- WRITTEN REQUEST
In the records below, substitute "scatter-marker" for every "data-point" and leave everything else unchanged.

- RECORDED INFORMATION
-- START --
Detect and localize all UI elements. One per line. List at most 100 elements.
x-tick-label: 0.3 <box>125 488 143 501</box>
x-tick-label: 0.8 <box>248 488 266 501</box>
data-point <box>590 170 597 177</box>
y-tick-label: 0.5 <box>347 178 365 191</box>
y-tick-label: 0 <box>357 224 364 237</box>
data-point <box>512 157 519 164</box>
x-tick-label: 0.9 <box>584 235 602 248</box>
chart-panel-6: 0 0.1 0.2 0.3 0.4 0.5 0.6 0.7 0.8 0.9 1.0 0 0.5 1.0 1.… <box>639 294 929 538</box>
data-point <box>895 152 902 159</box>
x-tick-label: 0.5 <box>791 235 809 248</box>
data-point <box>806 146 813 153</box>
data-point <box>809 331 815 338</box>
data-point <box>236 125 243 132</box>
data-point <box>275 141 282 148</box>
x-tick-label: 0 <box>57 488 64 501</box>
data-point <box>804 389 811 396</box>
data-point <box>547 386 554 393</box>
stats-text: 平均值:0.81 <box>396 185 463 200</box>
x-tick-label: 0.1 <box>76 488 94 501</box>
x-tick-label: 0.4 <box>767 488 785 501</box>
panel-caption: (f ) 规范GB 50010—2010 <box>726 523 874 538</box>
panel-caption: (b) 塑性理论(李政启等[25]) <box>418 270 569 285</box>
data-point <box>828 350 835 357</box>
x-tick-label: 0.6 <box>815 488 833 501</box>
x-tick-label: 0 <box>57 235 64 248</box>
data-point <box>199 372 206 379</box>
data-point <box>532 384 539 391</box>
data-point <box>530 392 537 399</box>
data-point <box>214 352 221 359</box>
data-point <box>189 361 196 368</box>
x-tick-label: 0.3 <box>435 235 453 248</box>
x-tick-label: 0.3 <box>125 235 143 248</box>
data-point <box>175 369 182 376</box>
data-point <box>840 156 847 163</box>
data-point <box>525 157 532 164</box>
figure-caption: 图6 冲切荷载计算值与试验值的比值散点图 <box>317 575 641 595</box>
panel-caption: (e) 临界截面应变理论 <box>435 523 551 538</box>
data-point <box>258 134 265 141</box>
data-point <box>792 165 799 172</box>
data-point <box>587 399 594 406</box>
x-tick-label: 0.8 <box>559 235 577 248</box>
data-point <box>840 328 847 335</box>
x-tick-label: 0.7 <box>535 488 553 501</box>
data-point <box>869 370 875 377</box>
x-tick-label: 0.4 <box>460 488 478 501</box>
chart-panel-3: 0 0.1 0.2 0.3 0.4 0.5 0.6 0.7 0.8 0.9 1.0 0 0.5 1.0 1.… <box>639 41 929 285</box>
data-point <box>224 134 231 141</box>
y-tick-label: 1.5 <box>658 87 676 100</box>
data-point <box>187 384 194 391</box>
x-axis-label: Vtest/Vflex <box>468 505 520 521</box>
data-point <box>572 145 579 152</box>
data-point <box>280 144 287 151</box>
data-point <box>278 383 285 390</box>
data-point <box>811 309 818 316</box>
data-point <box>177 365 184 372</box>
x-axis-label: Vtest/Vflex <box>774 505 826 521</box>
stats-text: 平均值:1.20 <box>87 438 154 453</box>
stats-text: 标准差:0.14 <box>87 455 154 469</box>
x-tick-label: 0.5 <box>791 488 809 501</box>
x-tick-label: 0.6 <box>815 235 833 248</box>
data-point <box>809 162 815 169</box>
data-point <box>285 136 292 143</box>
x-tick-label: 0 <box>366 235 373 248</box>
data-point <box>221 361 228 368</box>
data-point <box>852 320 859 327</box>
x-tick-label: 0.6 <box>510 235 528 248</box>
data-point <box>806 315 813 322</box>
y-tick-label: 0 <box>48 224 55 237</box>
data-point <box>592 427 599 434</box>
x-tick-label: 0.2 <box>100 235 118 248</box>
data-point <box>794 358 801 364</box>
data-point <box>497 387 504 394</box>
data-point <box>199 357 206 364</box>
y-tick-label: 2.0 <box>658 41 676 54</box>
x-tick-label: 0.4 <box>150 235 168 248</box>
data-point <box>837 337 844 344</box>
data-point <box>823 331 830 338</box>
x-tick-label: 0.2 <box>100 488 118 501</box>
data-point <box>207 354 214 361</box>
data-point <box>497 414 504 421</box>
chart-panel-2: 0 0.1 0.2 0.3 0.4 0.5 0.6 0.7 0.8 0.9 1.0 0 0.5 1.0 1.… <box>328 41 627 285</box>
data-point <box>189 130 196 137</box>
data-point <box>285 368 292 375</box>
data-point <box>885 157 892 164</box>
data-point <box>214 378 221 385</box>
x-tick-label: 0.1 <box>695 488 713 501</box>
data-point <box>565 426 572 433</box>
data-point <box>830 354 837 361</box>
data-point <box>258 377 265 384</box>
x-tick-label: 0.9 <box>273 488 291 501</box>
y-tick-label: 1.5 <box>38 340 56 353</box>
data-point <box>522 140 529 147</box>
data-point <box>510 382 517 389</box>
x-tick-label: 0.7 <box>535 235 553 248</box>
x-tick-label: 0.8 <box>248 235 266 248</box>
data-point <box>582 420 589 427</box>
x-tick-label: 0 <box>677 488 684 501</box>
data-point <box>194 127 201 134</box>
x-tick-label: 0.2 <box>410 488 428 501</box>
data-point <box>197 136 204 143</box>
-- END --
- SOLUTION TO THE PROBLEM
Detect and localize all UI elements. One per line. List at most 100 elements.
x-tick-label: 0.3 <box>125 488 143 501</box>
x-tick-label: 0.8 <box>248 488 266 501</box>
scatter-marker <box>590 170 597 177</box>
y-tick-label: 0.5 <box>347 178 365 191</box>
y-tick-label: 0 <box>357 224 364 237</box>
scatter-marker <box>512 157 519 164</box>
x-tick-label: 0.9 <box>584 235 602 248</box>
chart-panel-6: 0 0.1 0.2 0.3 0.4 0.5 0.6 0.7 0.8 0.9 1.0 0 0.5 1.0 1.… <box>639 294 929 538</box>
scatter-marker <box>895 152 902 159</box>
x-tick-label: 0.5 <box>791 235 809 248</box>
scatter-marker <box>806 146 813 153</box>
scatter-marker <box>809 331 815 338</box>
scatter-marker <box>236 125 243 132</box>
scatter-marker <box>275 141 282 148</box>
x-tick-label: 0 <box>57 488 64 501</box>
scatter-marker <box>804 389 811 396</box>
scatter-marker <box>547 386 554 393</box>
stats-text: 平均值:0.81 <box>396 185 463 200</box>
x-tick-label: 0.1 <box>76 488 94 501</box>
x-tick-label: 0.4 <box>767 488 785 501</box>
panel-caption: (f ) 规范GB 50010—2010 <box>726 523 874 538</box>
panel-caption: (b) 塑性理论(李政启等[25]) <box>418 270 569 285</box>
scatter-marker <box>828 350 835 357</box>
x-tick-label: 0.6 <box>815 488 833 501</box>
x-tick-label: 0 <box>57 235 64 248</box>
scatter-marker <box>199 372 206 379</box>
scatter-marker <box>532 384 539 391</box>
scatter-marker <box>530 392 537 399</box>
scatter-marker <box>214 352 221 359</box>
scatter-marker <box>189 361 196 368</box>
x-tick-label: 0.3 <box>435 235 453 248</box>
x-tick-label: 0.3 <box>125 235 143 248</box>
scatter-marker <box>175 369 182 376</box>
scatter-marker <box>840 156 847 163</box>
scatter-marker <box>525 157 532 164</box>
figure-caption: 图6 冲切荷载计算值与试验值的比值散点图 <box>317 575 641 595</box>
panel-caption: (e) 临界截面应变理论 <box>435 523 551 538</box>
scatter-marker <box>258 134 265 141</box>
scatter-marker <box>792 165 799 172</box>
scatter-marker <box>587 399 594 406</box>
x-tick-label: 0.8 <box>559 235 577 248</box>
scatter-marker <box>840 328 847 335</box>
x-tick-label: 0.7 <box>535 488 553 501</box>
scatter-marker <box>869 370 875 377</box>
x-tick-label: 0.4 <box>460 488 478 501</box>
chart-panel-3: 0 0.1 0.2 0.3 0.4 0.5 0.6 0.7 0.8 0.9 1.0 0 0.5 1.0 1.… <box>639 41 929 285</box>
scatter-marker <box>224 134 231 141</box>
y-tick-label: 1.5 <box>658 87 676 100</box>
scatter-marker <box>187 384 194 391</box>
x-axis-label: Vtest/Vflex <box>468 505 520 521</box>
scatter-marker <box>572 145 579 152</box>
scatter-marker <box>280 144 287 151</box>
scatter-marker <box>278 383 285 390</box>
scatter-marker <box>811 309 818 316</box>
scatter-marker <box>177 365 184 372</box>
x-axis-label: Vtest/Vflex <box>774 505 826 521</box>
stats-text: 平均值:1.20 <box>87 438 154 453</box>
stats-text: 标准差:0.14 <box>87 455 154 469</box>
x-tick-label: 0.5 <box>791 488 809 501</box>
x-tick-label: 0.6 <box>815 235 833 248</box>
scatter-marker <box>809 162 815 169</box>
scatter-marker <box>285 136 292 143</box>
x-tick-label: 0 <box>366 235 373 248</box>
scatter-marker <box>221 361 228 368</box>
scatter-marker <box>852 320 859 327</box>
x-tick-label: 0.6 <box>510 235 528 248</box>
scatter-marker <box>806 315 813 322</box>
y-tick-label: 0 <box>48 224 55 237</box>
scatter-marker <box>592 427 599 434</box>
x-tick-label: 0.2 <box>100 235 118 248</box>
scatter-marker <box>794 358 801 364</box>
scatter-marker <box>497 387 504 394</box>
scatter-marker <box>199 357 206 364</box>
y-tick-label: 2.0 <box>658 41 676 54</box>
x-tick-label: 0.4 <box>150 235 168 248</box>
scatter-marker <box>837 337 844 344</box>
scatter-marker <box>823 331 830 338</box>
x-tick-label: 0.2 <box>100 488 118 501</box>
scatter-marker <box>207 354 214 361</box>
scatter-marker <box>497 414 504 421</box>
chart-panel-2: 0 0.1 0.2 0.3 0.4 0.5 0.6 0.7 0.8 0.9 1.0 0 0.5 1.0 1.… <box>328 41 627 285</box>
scatter-marker <box>189 130 196 137</box>
scatter-marker <box>285 368 292 375</box>
scatter-marker <box>885 157 892 164</box>
scatter-marker <box>214 378 221 385</box>
x-tick-label: 0.1 <box>695 488 713 501</box>
scatter-marker <box>565 426 572 433</box>
scatter-marker <box>830 354 837 361</box>
scatter-marker <box>258 377 265 384</box>
x-tick-label: 0.9 <box>273 488 291 501</box>
y-tick-label: 1.5 <box>38 340 56 353</box>
scatter-marker <box>522 140 529 147</box>
scatter-marker <box>510 382 517 389</box>
x-tick-label: 0.7 <box>535 235 553 248</box>
x-tick-label: 0.8 <box>248 235 266 248</box>
scatter-marker <box>582 420 589 427</box>
x-tick-label: 0 <box>677 488 684 501</box>
scatter-marker <box>194 127 201 134</box>
x-tick-label: 0.2 <box>410 488 428 501</box>
scatter-marker <box>197 136 204 143</box>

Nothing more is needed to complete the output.